*THE REQUEST:* Find the word "text" in the data. Return every line where it appears.

= = = = = = =

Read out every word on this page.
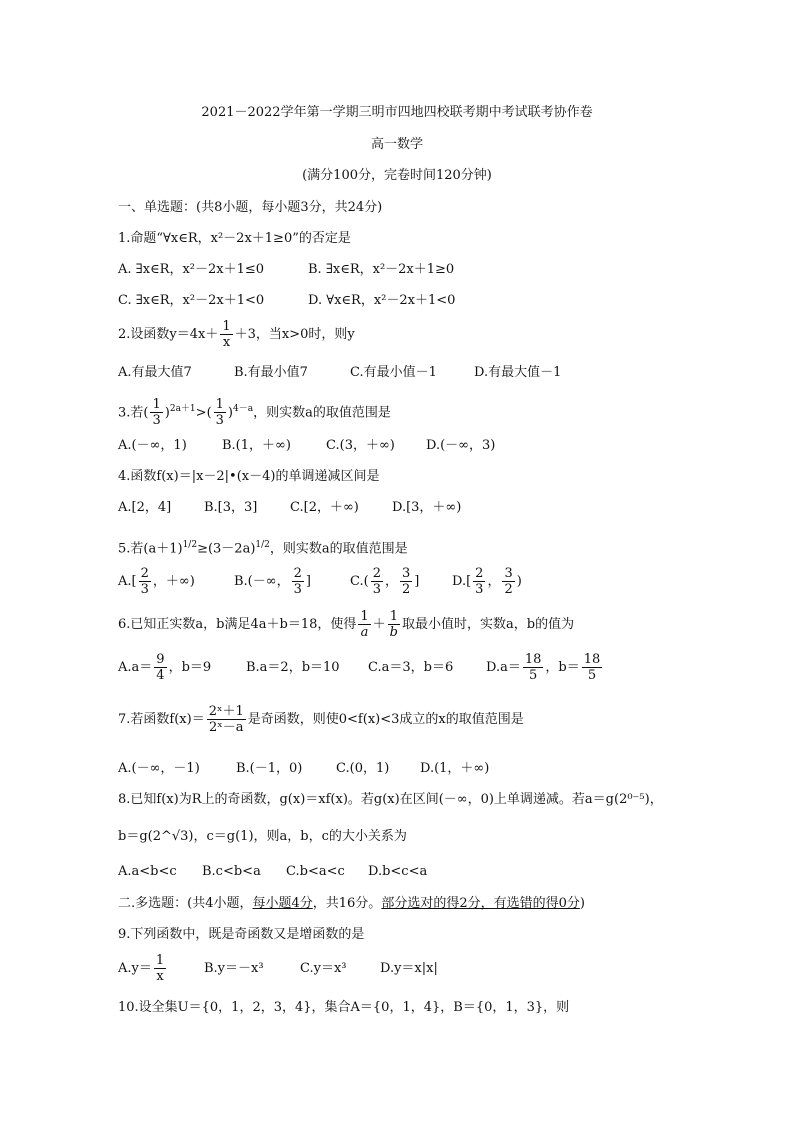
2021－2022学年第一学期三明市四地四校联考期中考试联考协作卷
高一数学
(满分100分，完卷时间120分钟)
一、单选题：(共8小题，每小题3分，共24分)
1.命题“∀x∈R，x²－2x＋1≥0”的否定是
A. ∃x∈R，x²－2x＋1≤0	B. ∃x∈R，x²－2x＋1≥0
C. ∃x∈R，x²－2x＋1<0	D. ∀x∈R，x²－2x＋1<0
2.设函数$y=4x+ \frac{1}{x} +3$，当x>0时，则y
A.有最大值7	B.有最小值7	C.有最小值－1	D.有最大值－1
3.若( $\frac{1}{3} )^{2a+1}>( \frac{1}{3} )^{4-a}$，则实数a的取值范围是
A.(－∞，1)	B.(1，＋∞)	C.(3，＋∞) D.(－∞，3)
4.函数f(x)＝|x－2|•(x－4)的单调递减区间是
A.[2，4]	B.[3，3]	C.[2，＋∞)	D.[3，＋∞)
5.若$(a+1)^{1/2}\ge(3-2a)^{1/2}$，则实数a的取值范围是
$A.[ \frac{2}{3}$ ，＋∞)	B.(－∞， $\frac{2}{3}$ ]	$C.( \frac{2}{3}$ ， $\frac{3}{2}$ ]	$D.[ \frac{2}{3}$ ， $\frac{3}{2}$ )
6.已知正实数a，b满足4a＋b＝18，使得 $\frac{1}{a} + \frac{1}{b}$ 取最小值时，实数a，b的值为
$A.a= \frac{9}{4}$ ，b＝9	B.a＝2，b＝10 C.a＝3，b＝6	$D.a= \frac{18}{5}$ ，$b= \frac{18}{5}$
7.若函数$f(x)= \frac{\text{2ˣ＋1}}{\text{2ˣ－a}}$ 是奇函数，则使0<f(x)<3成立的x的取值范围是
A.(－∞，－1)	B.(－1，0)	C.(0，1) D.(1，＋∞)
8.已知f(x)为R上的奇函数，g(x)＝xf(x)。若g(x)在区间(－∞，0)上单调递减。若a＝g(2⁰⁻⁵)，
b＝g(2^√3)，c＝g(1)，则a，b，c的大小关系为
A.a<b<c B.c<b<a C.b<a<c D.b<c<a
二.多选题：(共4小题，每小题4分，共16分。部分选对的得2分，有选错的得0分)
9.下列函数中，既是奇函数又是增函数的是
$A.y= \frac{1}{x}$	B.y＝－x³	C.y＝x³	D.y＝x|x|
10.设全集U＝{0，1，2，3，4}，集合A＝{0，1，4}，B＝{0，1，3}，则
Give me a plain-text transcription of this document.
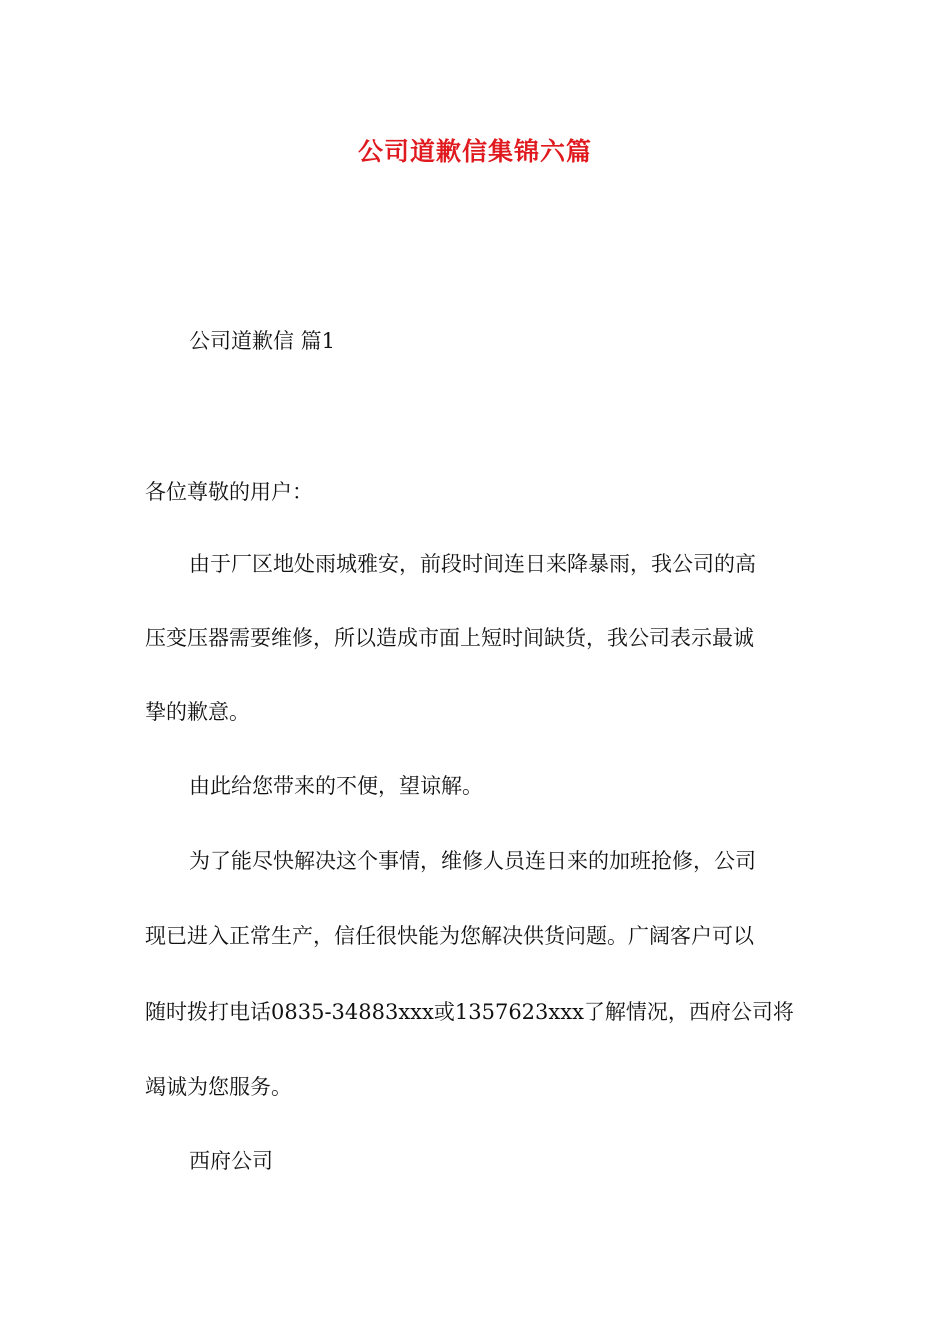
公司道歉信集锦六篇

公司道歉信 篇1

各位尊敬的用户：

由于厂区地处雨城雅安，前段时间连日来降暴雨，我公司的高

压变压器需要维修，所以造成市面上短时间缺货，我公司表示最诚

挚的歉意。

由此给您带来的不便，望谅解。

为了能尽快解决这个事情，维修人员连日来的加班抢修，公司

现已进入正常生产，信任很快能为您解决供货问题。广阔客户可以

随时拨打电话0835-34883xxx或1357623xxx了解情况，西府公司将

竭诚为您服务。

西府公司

= = = = = = =

*TASK ANSWER:*
7.若函数$f(x)= \frac{\text{2ˣ＋1}}{\text{2ˣ－a}}$ 是奇函数，则使0<f(x)<3成立的x的取值范围是
Give me a plain-text transcription of this document.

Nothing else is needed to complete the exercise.